┌──

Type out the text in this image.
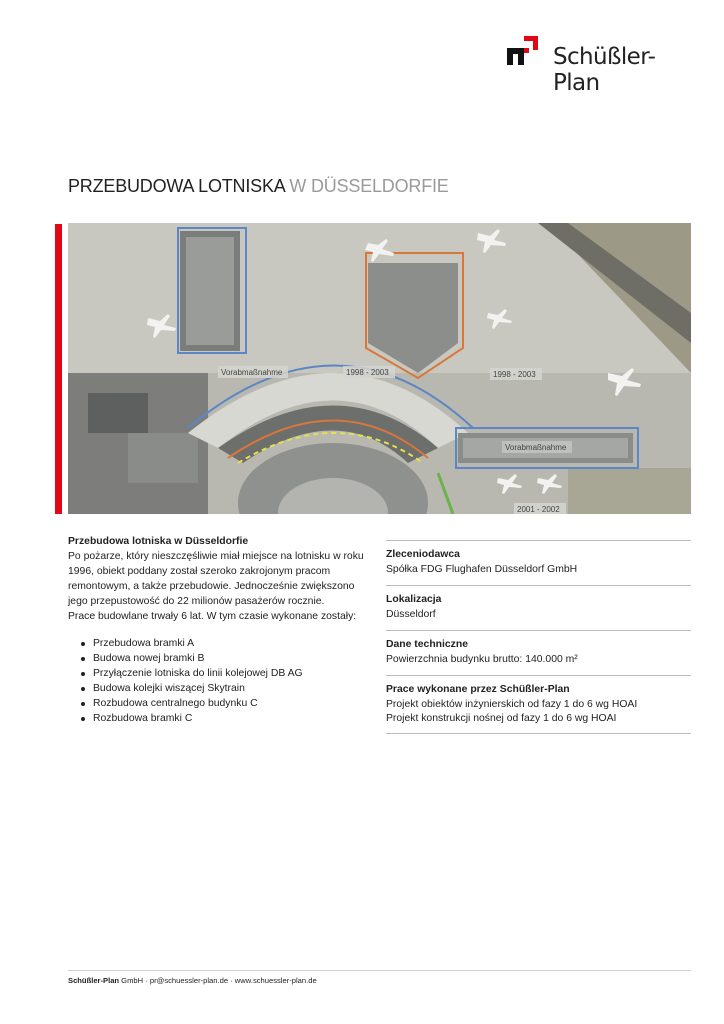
Schüßler-Plan
PRZEBUDOWA LOTNISKA W DÜSSELDORFIE
Vorabmaßnahme	1998 - 2003	1998 - 2003
Vorabmaßnahme
2001 - 2002
Przebudowa lotniska w Düsseldorfie

Po pożarze, który nieszczęśliwie miał miejsce na lotnisku w roku 1996, obiekt poddany został szeroko zakrojonym pracom remontowym, a także przebudowie. Jednocześnie zwiększono jego przepustowość do 22 milionów pasażerów rocznie.

Prace budowlane trwały 6 lat. W tym czasie wykonane zostały:

Przebudowa bramki A
Budowa nowej bramki B
Przyłączenie lotniska do linii kolejowej DB AG
Budowa kolejki wiszącej Skytrain
Rozbudowa centralnego budynku C
Rozbudowa bramki C
Zleceniodawca
Spółka FDG Flughafen Düsseldorf GmbH
Lokalizacja
Düsseldorf
Dane techniczne
Powierzchnia budynku brutto: 140.000 m²
Prace wykonane przez Schüßler-Plan
Projekt obiektów inżynierskich od fazy 1 do 6 wg HOAI
Projekt konstrukcji nośnej od fazy 1 do 6 wg HOAI
Schüßler-Plan GmbH · pr@schuessler-plan.de · www.schuessler-plan.de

└──

Check every line of the data above for the string "Projekt", and copy those that have it.

• **RESULT OF THE TASK**
Projekt obiektów inżynierskich od fazy 1 do 6 wg HOAI
Projekt konstrukcji nośnej od fazy 1 do 6 wg HOAI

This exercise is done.